Records from a data source:
########

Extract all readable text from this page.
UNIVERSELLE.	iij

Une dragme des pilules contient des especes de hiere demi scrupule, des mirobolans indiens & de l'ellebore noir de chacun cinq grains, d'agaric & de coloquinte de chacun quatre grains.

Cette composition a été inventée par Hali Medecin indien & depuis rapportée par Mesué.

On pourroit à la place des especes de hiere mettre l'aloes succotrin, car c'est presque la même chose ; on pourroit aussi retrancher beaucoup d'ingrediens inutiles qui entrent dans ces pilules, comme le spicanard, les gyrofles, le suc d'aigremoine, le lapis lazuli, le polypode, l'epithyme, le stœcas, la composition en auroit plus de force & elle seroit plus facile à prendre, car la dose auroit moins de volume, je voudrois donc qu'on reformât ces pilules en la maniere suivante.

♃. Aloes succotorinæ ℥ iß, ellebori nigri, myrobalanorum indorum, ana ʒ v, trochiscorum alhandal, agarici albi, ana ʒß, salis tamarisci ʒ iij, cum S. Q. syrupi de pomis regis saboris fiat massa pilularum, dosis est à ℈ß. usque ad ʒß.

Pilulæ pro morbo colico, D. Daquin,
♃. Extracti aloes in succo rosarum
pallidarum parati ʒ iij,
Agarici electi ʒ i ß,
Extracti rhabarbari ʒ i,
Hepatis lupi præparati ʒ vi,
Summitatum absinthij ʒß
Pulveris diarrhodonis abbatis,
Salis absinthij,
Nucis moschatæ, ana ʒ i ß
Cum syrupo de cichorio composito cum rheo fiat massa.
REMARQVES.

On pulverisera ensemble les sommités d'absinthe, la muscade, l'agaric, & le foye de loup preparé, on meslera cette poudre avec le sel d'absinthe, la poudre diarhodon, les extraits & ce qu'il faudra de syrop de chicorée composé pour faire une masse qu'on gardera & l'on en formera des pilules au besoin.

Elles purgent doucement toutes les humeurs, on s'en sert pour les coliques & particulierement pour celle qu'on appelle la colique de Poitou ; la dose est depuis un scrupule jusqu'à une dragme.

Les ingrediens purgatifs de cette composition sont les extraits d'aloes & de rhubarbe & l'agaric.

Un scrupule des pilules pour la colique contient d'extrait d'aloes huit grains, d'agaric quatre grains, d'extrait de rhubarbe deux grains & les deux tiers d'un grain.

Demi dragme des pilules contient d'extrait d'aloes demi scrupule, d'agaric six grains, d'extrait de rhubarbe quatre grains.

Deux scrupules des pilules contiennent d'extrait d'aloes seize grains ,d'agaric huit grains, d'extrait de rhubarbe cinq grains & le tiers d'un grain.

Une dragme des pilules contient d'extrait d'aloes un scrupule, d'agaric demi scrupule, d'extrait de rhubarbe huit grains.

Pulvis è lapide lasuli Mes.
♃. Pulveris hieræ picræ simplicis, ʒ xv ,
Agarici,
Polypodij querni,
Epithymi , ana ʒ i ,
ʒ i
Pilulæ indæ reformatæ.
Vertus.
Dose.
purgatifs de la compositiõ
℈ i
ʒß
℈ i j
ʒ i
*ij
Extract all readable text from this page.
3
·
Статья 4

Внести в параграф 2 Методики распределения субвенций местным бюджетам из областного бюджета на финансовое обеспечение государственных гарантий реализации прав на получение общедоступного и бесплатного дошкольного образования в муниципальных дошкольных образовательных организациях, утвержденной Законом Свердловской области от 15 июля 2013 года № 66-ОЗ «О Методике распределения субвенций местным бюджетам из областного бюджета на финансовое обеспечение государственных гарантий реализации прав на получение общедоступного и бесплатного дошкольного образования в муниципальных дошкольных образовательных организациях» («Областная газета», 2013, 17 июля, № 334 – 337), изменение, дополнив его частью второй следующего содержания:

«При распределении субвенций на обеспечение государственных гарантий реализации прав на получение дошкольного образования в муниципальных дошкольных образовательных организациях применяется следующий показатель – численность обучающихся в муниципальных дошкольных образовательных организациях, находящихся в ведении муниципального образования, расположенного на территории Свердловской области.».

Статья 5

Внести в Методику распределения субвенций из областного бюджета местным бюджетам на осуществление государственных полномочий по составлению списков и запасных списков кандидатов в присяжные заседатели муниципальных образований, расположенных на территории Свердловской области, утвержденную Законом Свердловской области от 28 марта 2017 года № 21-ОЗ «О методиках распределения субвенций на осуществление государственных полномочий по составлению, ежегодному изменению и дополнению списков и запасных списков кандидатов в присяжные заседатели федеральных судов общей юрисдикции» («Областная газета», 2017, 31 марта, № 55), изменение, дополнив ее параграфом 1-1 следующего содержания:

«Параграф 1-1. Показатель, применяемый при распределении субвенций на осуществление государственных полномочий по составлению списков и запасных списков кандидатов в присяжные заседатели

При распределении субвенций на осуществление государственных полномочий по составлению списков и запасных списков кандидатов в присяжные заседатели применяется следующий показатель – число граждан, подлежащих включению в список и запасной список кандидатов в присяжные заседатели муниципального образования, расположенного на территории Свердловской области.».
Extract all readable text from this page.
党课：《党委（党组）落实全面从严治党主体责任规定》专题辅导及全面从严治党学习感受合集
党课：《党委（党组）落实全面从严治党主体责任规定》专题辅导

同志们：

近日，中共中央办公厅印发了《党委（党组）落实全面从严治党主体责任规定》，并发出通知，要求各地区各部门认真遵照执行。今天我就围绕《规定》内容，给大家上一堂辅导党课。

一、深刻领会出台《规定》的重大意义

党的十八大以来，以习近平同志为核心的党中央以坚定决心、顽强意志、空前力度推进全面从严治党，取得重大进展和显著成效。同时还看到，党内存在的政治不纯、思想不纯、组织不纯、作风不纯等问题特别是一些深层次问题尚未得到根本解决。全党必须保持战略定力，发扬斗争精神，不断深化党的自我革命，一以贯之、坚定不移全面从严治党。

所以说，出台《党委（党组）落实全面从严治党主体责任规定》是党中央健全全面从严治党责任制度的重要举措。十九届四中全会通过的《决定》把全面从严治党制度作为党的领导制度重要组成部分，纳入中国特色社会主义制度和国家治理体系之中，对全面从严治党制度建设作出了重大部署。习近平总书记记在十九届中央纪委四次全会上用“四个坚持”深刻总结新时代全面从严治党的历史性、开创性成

########

WHAT IS ASKED →
Read the data above and pull out each line that holds the string "purgatifs".

WORKED SOLUTION →
Les ingrediens purgatifs de cette composition sont les extraits d'aloes & de rhubarbe & l'agaric.
purgatifs de la compositiõ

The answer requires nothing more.